Extracted data entries
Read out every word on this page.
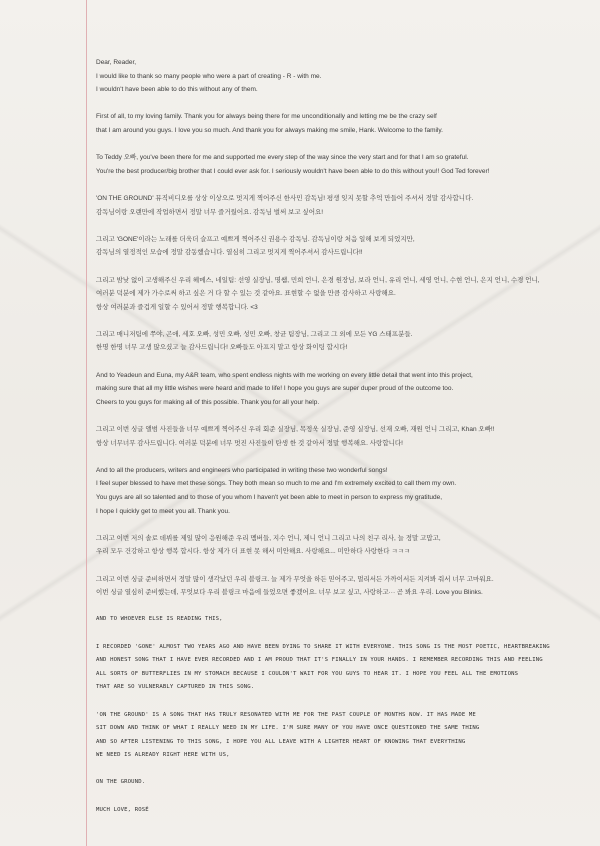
Dear, Reader,
I would like to thank so many people who were a part of creating - R - with me.
I wouldn't have been able to do this without any of them.
First of all, to my loving family. Thank you for always being there for me unconditionally and letting me be the crazy self
that I am around you guys. I love you so much. And thank you for always making me smile, Hank. Welcome to the family.
To Teddy 오빠, you've been there for me and supported me every step of the way since the very start and for that I am so grateful.
You're the best producer/big brother that I could ever ask for. I seriously wouldn't have been able to do this without you!! God Ted forever!
'ON THE GROUND' 뮤직비디오를 상상 이상으로 멋지게 찍어주신 한사민 감독님! 평생 잊지 못할 추억 만들어 주셔서 정말 감사합니다.
감독님이랑 오랜만에 작업하면서 정말 너무 즐거웠어요. 감독님 벌써 보고 싶어요!
그리고 'GONE'이라는 노래를 더욱더 슬프고 예쁘게 찍어주신 권용수 감독님. 감독님이랑 처음 일해 보게 되었지만,
감독님의 열정적인 모습에 정말 감동했습니다. 열심히 그리고 멋지게 찍어주셔서 감사드립니다!!
그리고 밤낮 없이 고생해주신 우리 헤메스, 네일팀: 선영 실장님, 명쌤, 민희 언니, 은경 원장님, 보라 언니, 유리 언니, 세영 언니, 수현 언니, 은지 언니, 수경 언니,
여러분 덕분에 제가 가수로써 하고 싶은 거 다 할 수 있는 것 같아요. 표현할 수 없을 만큼 감사하고 사랑해요.
항상 여러분과 즐겁게 일할 수 있어서 정말 행복합니다. <3
그리고 매니저팀에 쭈야, 곤애, 세호 오빠, 성민 오빠, 성민 오빠, 창균 팀장님, 그리고 그 외에 모든 YG 스태프분들.
한명 한명 너무 고생 많으셨고 늘 감사드립니다! 오빠들도 아프지 말고 항상 화이팅 합시다!
And to Yeadeun and Euna, my A&R team, who spent endless nights with me working on every little detail that went into this project,
making sure that all my little wishes were heard and made to life! I hope you guys are super duper proud of the outcome too.
Cheers to you guys for making all of this possible. Thank you for all your help.
그리고 이번 싱글 앨범 사진들을 너무 예쁘게 찍어주신 우리 회준 실장님, 목정욱 실장님, 준영 실장님, 선재 오빠, 재원 언니 그리고, Khan 오빠!!
항상 너무너무 감사드립니다. 여러분 덕분에 너무 멋진 사진들이 탄생 한 것 같아서 정말 행복해요. 사랑합니다!
And to all the producers, writers and engineers who participated in writing these two wonderful songs!
I feel super blessed to have met these songs. They both mean so much to me and I'm extremely excited to call them my own.
You guys are all so talented and to those of you whom I haven't yet been able to meet in person to express my gratitude,
I hope I quickly get to meet you all. Thank you.
그리고 이번 저의 솔로 데뷔를 제일 많이 응원해준 우리 멤버들, 지수 언니, 제니 언니 그리고 나의 친구 리사, 늘 정말 고맙고,
우리 모두 건강하고 항상 행복 합시다. 항상 제가 더 표현 못 해서 미안해요. 사랑해요... 미안하다 사랑한다 ㅋㅋㅋ
그리고 이번 싱글 준비하면서 정말 많이 생각났던 우리 블링크. 늘 제가 무엇을 하든 믿어주고, 멀리서든 가까이서든 지켜봐 줘서 너무 고마워요.
이번 싱글 열심히 준비했는데, 무엇보다 우리 블링크 마음에 들었으면 좋겠어요. 너무 보고 싶고, 사랑하고··· 곧 봐요 우리. Love you Blinks.
AND TO WHOEVER ELSE IS READING THIS,
I RECORDED 'GONE' ALMOST TWO YEARS AGO AND HAVE BEEN DYING TO SHARE IT WITH EVERYONE. THIS SONG IS THE MOST POETIC, HEARTBREAKING
AND HONEST SONG THAT I HAVE EVER RECORDED AND I AM PROUD THAT IT'S FINALLY IN YOUR HANDS. I REMEMBER RECORDING THIS AND FEELING
ALL SORTS OF BUTTERFLIES IN MY STOMACH BECAUSE I COULDN'T WAIT FOR YOU GUYS TO HEAR IT. I HOPE YOU FEEL ALL THE EMOTIONS
THAT ARE SO VULNERABLY CAPTURED IN THIS SONG.
'ON THE GROUND' IS A SONG THAT HAS TRULY RESONATED WITH ME FOR THE PAST COUPLE OF MONTHS NOW. IT HAS MADE ME
SIT DOWN AND THINK OF WHAT I REALLY NEED IN MY LIFE. I'M SURE MANY OF YOU HAVE ONCE QUESTIONED THE SAME THING
AND SO AFTER LISTENING TO THIS SONG, I HOPE YOU ALL LEAVE WITH A LIGHTER HEART OF KNOWING THAT EVERYTHING
WE NEED IS ALREADY RIGHT HERE WITH US,
ON THE GROUND.
MUCH LOVE, ROSÉ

EXERCISE TASK :: Please transcribe the material above exactly as written. Leave the pictures out.

THE OUTPUT ::
Read out every word on this page.
Dear, Reader,
I would like to thank so many people who were a part of creating - R - with me.
I wouldn't have been able to do this without any of them.
First of all, to my loving family. Thank you for always being there for me unconditionally and letting me be the crazy self
that I am around you guys. I love you so much. And thank you for always making me smile, Hank. Welcome to the family.
To Teddy 오빠, you've been there for me and supported me every step of the way since the very start and for that I am so grateful.
You're the best producer/big brother that I could ever ask for. I seriously wouldn't have been able to do this without you!! God Ted forever!
'ON THE GROUND' 뮤직비디오를 상상 이상으로 멋지게 찍어주신 한사민 감독님! 평생 잊지 못할 추억 만들어 주셔서 정말 감사합니다.
감독님이랑 오랜만에 작업하면서 정말 너무 즐거웠어요. 감독님 벌써 보고 싶어요!
그리고 'GONE'이라는 노래를 더욱더 슬프고 예쁘게 찍어주신 권용수 감독님. 감독님이랑 처음 일해 보게 되었지만,
감독님의 열정적인 모습에 정말 감동했습니다. 열심히 그리고 멋지게 찍어주셔서 감사드립니다!!
그리고 밤낮 없이 고생해주신 우리 헤메스, 네일팀: 선영 실장님, 명쌤, 민희 언니, 은경 원장님, 보라 언니, 유리 언니, 세영 언니, 수현 언니, 은지 언니, 수경 언니,
여러분 덕분에 제가 가수로써 하고 싶은 거 다 할 수 있는 것 같아요. 표현할 수 없을 만큼 감사하고 사랑해요.
항상 여러분과 즐겁게 일할 수 있어서 정말 행복합니다. <3
그리고 매니저팀에 쭈야, 곤애, 세호 오빠, 성민 오빠, 성민 오빠, 창균 팀장님, 그리고 그 외에 모든 YG 스태프분들.
한명 한명 너무 고생 많으셨고 늘 감사드립니다! 오빠들도 아프지 말고 항상 화이팅 합시다!
And to Yeadeun and Euna, my A&R team, who spent endless nights with me working on every little detail that went into this project,
making sure that all my little wishes were heard and made to life! I hope you guys are super duper proud of the outcome too.
Cheers to you guys for making all of this possible. Thank you for all your help.
그리고 이번 싱글 앨범 사진들을 너무 예쁘게 찍어주신 우리 회준 실장님, 목정욱 실장님, 준영 실장님, 선재 오빠, 재원 언니 그리고, Khan 오빠!!
항상 너무너무 감사드립니다. 여러분 덕분에 너무 멋진 사진들이 탄생 한 것 같아서 정말 행복해요. 사랑합니다!
And to all the producers, writers and engineers who participated in writing these two wonderful songs!
I feel super blessed to have met these songs. They both mean so much to me and I'm extremely excited to call them my own.
You guys are all so talented and to those of you whom I haven't yet been able to meet in person to express my gratitude,
I hope I quickly get to meet you all. Thank you.
그리고 이번 저의 솔로 데뷔를 제일 많이 응원해준 우리 멤버들, 지수 언니, 제니 언니 그리고 나의 친구 리사, 늘 정말 고맙고,
우리 모두 건강하고 항상 행복 합시다. 항상 제가 더 표현 못 해서 미안해요. 사랑해요... 미안하다 사랑한다 ㅋㅋㅋ
그리고 이번 싱글 준비하면서 정말 많이 생각났던 우리 블링크. 늘 제가 무엇을 하든 믿어주고, 멀리서든 가까이서든 지켜봐 줘서 너무 고마워요.
이번 싱글 열심히 준비했는데, 무엇보다 우리 블링크 마음에 들었으면 좋겠어요. 너무 보고 싶고, 사랑하고··· 곧 봐요 우리. Love you Blinks.
AND TO WHOEVER ELSE IS READING THIS,
I RECORDED 'GONE' ALMOST TWO YEARS AGO AND HAVE BEEN DYING TO SHARE IT WITH EVERYONE. THIS SONG IS THE MOST POETIC, HEARTBREAKING
AND HONEST SONG THAT I HAVE EVER RECORDED AND I AM PROUD THAT IT'S FINALLY IN YOUR HANDS. I REMEMBER RECORDING THIS AND FEELING
ALL SORTS OF BUTTERFLIES IN MY STOMACH BECAUSE I COULDN'T WAIT FOR YOU GUYS TO HEAR IT. I HOPE YOU FEEL ALL THE EMOTIONS
THAT ARE SO VULNERABLY CAPTURED IN THIS SONG.
'ON THE GROUND' IS A SONG THAT HAS TRULY RESONATED WITH ME FOR THE PAST COUPLE OF MONTHS NOW. IT HAS MADE ME
SIT DOWN AND THINK OF WHAT I REALLY NEED IN MY LIFE. I'M SURE MANY OF YOU HAVE ONCE QUESTIONED THE SAME THING
AND SO AFTER LISTENING TO THIS SONG, I HOPE YOU ALL LEAVE WITH A LIGHTER HEART OF KNOWING THAT EVERYTHING
WE NEED IS ALREADY RIGHT HERE WITH US,
ON THE GROUND.
MUCH LOVE, ROSÉ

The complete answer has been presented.